» **WHAT YOU ARE ASKED TO DO**: Below are the records. List every line holding the word "bottom".
--- start RECORDS PROVIDED ---
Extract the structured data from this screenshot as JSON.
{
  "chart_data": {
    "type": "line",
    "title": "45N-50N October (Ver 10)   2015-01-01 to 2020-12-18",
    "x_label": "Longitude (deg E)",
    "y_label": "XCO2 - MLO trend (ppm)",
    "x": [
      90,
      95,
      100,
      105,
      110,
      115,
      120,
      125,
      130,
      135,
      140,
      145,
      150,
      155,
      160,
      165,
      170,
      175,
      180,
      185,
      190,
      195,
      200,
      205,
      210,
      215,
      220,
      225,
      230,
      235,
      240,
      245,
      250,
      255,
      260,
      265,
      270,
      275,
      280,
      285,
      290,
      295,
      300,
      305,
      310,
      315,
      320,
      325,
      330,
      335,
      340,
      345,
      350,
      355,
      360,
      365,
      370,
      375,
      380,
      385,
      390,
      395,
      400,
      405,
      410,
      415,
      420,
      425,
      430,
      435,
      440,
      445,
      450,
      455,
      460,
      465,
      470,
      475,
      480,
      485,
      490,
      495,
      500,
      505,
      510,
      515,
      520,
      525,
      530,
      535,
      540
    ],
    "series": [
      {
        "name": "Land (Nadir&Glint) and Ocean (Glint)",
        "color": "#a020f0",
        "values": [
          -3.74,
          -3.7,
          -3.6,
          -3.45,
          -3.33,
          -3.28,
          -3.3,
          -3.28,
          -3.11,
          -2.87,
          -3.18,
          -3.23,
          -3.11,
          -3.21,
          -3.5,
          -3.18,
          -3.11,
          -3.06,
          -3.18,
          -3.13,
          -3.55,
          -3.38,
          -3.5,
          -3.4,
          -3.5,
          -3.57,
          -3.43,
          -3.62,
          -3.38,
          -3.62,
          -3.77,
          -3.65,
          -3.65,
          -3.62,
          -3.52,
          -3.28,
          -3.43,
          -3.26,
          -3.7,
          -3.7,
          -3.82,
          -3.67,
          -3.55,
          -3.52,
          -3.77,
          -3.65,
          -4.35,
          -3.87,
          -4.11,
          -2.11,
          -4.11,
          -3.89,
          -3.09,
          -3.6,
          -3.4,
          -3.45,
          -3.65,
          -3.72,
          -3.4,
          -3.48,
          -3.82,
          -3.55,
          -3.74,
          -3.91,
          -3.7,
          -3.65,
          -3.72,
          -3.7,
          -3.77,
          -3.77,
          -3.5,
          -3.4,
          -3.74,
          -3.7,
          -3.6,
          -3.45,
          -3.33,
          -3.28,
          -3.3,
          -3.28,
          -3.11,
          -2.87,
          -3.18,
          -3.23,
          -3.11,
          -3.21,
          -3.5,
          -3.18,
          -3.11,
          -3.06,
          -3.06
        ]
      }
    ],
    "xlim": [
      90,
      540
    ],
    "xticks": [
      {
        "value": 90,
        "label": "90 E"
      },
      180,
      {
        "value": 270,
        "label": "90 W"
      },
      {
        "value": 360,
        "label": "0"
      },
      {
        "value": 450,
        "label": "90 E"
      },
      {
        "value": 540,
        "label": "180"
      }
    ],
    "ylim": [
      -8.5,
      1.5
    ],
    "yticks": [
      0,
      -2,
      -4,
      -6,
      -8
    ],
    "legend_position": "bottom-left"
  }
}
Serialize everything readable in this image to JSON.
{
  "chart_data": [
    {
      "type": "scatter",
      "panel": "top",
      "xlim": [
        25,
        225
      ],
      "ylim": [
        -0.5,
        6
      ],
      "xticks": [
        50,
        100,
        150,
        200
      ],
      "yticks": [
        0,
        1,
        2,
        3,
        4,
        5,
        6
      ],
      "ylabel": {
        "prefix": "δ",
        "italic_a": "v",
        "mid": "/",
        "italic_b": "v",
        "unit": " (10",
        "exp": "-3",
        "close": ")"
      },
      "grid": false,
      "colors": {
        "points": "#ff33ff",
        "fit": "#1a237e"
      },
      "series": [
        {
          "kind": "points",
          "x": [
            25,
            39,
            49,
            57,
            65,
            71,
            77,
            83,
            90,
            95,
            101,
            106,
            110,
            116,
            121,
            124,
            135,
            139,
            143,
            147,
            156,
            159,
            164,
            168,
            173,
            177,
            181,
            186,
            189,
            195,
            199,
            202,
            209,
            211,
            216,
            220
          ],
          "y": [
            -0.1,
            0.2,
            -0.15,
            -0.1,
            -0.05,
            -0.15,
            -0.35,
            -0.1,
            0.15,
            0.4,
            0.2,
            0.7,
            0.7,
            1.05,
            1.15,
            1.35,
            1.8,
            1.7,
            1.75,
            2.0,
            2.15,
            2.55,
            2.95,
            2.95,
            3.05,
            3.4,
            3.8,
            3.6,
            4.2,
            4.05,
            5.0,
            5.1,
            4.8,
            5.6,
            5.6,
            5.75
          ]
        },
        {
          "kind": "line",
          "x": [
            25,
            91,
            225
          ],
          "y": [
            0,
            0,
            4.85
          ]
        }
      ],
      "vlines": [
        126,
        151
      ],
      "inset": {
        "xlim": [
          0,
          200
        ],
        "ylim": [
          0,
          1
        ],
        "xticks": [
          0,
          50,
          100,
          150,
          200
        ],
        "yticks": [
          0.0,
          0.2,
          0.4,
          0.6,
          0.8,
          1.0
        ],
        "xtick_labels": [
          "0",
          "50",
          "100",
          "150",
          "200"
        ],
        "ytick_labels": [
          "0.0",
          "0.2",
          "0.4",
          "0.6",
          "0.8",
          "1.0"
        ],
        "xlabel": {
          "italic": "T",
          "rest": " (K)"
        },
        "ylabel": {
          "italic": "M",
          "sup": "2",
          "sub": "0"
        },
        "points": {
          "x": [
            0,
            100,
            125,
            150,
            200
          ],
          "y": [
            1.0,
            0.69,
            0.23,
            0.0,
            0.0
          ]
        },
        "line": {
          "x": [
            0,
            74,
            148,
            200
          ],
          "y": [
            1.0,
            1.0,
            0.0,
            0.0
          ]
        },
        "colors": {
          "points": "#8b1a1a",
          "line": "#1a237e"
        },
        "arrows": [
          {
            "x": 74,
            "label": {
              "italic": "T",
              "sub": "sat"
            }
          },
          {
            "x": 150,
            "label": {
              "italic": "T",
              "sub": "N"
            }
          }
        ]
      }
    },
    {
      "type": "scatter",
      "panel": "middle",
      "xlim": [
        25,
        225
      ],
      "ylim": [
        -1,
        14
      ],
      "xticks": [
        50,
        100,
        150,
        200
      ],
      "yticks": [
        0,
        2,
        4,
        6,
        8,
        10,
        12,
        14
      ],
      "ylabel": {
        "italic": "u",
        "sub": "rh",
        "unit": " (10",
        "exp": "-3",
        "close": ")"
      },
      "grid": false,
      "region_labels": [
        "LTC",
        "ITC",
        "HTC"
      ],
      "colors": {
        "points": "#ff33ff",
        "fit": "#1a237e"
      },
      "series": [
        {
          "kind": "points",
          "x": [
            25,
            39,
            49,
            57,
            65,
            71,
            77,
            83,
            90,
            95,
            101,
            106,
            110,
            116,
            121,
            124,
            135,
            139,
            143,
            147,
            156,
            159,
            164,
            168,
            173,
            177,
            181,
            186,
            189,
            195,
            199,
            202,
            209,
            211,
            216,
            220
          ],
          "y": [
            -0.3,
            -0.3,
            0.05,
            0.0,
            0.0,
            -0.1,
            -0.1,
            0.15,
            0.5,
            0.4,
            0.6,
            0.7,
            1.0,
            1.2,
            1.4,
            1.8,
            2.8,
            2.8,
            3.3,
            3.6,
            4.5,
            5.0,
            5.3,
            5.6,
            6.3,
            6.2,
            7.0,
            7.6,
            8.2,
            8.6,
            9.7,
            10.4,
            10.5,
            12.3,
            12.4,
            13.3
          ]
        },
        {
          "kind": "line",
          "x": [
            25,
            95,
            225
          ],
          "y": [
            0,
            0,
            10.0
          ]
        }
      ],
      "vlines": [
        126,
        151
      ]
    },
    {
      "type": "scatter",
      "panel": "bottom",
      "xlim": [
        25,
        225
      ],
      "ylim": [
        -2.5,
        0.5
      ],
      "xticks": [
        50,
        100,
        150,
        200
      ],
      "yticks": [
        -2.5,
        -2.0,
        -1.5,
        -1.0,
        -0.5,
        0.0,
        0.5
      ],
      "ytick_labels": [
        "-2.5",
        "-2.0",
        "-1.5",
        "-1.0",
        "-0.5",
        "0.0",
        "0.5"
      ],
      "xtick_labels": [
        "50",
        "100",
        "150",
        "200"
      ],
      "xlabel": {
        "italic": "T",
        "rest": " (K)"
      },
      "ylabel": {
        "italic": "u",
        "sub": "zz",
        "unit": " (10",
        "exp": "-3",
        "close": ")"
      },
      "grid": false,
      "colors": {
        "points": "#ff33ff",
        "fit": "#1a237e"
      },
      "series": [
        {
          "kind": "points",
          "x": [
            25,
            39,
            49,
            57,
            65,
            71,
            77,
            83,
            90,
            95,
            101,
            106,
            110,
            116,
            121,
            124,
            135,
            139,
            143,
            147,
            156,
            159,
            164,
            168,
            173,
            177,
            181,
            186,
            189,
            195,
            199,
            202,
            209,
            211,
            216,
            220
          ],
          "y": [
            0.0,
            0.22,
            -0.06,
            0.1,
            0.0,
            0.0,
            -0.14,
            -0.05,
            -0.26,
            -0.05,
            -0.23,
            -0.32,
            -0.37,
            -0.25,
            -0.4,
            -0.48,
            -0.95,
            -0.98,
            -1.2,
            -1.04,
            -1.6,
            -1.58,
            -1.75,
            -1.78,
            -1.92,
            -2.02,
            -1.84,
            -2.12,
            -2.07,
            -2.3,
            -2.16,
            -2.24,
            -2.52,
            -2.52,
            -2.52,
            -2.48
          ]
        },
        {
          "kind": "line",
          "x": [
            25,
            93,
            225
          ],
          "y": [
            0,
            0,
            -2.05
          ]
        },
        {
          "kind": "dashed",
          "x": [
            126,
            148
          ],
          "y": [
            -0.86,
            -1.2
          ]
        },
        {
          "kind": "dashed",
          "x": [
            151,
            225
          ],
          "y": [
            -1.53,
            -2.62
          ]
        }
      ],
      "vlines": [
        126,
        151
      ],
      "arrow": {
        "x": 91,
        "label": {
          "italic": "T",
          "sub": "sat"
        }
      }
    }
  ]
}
--- end RECORDS PROVIDED ---
» **REPLY**:
    "legend_position": "bottom-left"
      "panel": "bottom",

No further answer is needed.